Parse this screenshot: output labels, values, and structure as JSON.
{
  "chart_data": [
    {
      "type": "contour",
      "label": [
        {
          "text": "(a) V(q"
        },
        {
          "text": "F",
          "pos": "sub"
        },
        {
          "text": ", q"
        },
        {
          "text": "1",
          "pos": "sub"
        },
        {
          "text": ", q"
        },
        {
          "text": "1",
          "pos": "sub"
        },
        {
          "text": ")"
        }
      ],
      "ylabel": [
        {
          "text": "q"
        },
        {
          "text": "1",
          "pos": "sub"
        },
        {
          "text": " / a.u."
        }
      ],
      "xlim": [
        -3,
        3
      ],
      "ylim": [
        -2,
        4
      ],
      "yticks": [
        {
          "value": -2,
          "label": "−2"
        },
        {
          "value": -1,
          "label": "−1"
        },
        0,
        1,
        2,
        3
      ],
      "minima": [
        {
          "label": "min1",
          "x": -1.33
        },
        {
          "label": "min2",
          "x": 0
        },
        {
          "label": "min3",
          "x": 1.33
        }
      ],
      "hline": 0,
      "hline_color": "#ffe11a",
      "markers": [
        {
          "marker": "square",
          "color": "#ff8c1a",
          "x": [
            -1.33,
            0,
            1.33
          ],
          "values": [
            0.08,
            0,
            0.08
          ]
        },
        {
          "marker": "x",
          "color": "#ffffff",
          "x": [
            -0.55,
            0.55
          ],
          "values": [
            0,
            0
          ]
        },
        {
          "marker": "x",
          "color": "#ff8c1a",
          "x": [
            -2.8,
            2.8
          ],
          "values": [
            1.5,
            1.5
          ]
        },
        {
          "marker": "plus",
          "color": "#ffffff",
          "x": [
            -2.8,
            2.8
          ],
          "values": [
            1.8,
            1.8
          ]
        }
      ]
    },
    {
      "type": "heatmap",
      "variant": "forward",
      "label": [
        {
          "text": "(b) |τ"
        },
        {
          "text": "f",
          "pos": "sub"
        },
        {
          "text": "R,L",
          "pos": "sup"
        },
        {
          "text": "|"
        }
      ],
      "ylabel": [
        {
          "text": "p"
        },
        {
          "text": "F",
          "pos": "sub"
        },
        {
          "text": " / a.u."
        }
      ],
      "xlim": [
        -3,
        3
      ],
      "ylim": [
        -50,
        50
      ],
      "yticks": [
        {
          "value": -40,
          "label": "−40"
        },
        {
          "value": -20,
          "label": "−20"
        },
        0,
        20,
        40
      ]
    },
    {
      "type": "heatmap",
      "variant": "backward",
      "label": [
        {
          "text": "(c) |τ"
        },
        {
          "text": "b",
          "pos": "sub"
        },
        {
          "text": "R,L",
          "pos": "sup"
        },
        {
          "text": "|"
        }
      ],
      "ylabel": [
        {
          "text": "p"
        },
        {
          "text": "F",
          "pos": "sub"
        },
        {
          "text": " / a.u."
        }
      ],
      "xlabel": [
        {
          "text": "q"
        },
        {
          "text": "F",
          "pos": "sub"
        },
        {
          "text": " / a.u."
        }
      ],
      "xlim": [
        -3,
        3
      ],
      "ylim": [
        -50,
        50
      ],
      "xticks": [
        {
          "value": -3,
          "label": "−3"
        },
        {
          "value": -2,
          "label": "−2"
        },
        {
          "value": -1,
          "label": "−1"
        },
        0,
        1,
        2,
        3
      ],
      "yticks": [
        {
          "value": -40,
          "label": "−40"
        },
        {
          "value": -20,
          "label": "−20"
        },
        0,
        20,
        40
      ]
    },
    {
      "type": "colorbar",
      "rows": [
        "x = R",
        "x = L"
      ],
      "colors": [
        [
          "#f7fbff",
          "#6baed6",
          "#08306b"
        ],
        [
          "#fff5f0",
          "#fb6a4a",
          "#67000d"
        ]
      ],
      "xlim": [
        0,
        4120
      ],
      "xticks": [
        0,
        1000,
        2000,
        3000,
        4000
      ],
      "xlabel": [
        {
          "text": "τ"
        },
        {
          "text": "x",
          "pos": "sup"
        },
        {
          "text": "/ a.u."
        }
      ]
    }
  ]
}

^^^^

#### [TO DO]
Exactly as shown above, return every record.

#### [TASK OUTPUT]
Parse this screenshot: output labels, values, and structure as JSON.
{
  "chart_data": [
    {
      "type": "contour",
      "label": [
        {
          "text": "(a) V(q"
        },
        {
          "text": "F",
          "pos": "sub"
        },
        {
          "text": ", q"
        },
        {
          "text": "1",
          "pos": "sub"
        },
        {
          "text": ", q"
        },
        {
          "text": "1",
          "pos": "sub"
        },
        {
          "text": ")"
        }
      ],
      "ylabel": [
        {
          "text": "q"
        },
        {
          "text": "1",
          "pos": "sub"
        },
        {
          "text": " / a.u."
        }
      ],
      "xlim": [
        -3,
        3
      ],
      "ylim": [
        -2,
        4
      ],
      "yticks": [
        {
          "value": -2,
          "label": "−2"
        },
        {
          "value": -1,
          "label": "−1"
        },
        0,
        1,
        2,
        3
      ],
      "minima": [
        {
          "label": "min1",
          "x": -1.33
        },
        {
          "label": "min2",
          "x": 0
        },
        {
          "label": "min3",
          "x": 1.33
        }
      ],
      "hline": 0,
      "hline_color": "#ffe11a",
      "markers": [
        {
          "marker": "square",
          "color": "#ff8c1a",
          "x": [
            -1.33,
            0,
            1.33
          ],
          "values": [
            0.08,
            0,
            0.08
          ]
        },
        {
          "marker": "x",
          "color": "#ffffff",
          "x": [
            -0.55,
            0.55
          ],
          "values": [
            0,
            0
          ]
        },
        {
          "marker": "x",
          "color": "#ff8c1a",
          "x": [
            -2.8,
            2.8
          ],
          "values": [
            1.5,
            1.5
          ]
        },
        {
          "marker": "plus",
          "color": "#ffffff",
          "x": [
            -2.8,
            2.8
          ],
          "values": [
            1.8,
            1.8
          ]
        }
      ]
    },
    {
      "type": "heatmap",
      "variant": "forward",
      "label": [
        {
          "text": "(b) |τ"
        },
        {
          "text": "f",
          "pos": "sub"
        },
        {
          "text": "R,L",
          "pos": "sup"
        },
        {
          "text": "|"
        }
      ],
      "ylabel": [
        {
          "text": "p"
        },
        {
          "text": "F",
          "pos": "sub"
        },
        {
          "text": " / a.u."
        }
      ],
      "xlim": [
        -3,
        3
      ],
      "ylim": [
        -50,
        50
      ],
      "yticks": [
        {
          "value": -40,
          "label": "−40"
        },
        {
          "value": -20,
          "label": "−20"
        },
        0,
        20,
        40
      ]
    },
    {
      "type": "heatmap",
      "variant": "backward",
      "label": [
        {
          "text": "(c) |τ"
        },
        {
          "text": "b",
          "pos": "sub"
        },
        {
          "text": "R,L",
          "pos": "sup"
        },
        {
          "text": "|"
        }
      ],
      "ylabel": [
        {
          "text": "p"
        },
        {
          "text": "F",
          "pos": "sub"
        },
        {
          "text": " / a.u."
        }
      ],
      "xlabel": [
        {
          "text": "q"
        },
        {
          "text": "F",
          "pos": "sub"
        },
        {
          "text": " / a.u."
        }
      ],
      "xlim": [
        -3,
        3
      ],
      "ylim": [
        -50,
        50
      ],
      "xticks": [
        {
          "value": -3,
          "label": "−3"
        },
        {
          "value": -2,
          "label": "−2"
        },
        {
          "value": -1,
          "label": "−1"
        },
        0,
        1,
        2,
        3
      ],
      "yticks": [
        {
          "value": -40,
          "label": "−40"
        },
        {
          "value": -20,
          "label": "−20"
        },
        0,
        20,
        40
      ]
    },
    {
      "type": "colorbar",
      "rows": [
        "x = R",
        "x = L"
      ],
      "colors": [
        [
          "#f7fbff",
          "#6baed6",
          "#08306b"
        ],
        [
          "#fff5f0",
          "#fb6a4a",
          "#67000d"
        ]
      ],
      "xlim": [
        0,
        4120
      ],
      "xticks": [
        0,
        1000,
        2000,
        3000,
        4000
      ],
      "xlabel": [
        {
          "text": "τ"
        },
        {
          "text": "x",
          "pos": "sup"
        },
        {
          "text": "/ a.u."
        }
      ]
    }
  ]
}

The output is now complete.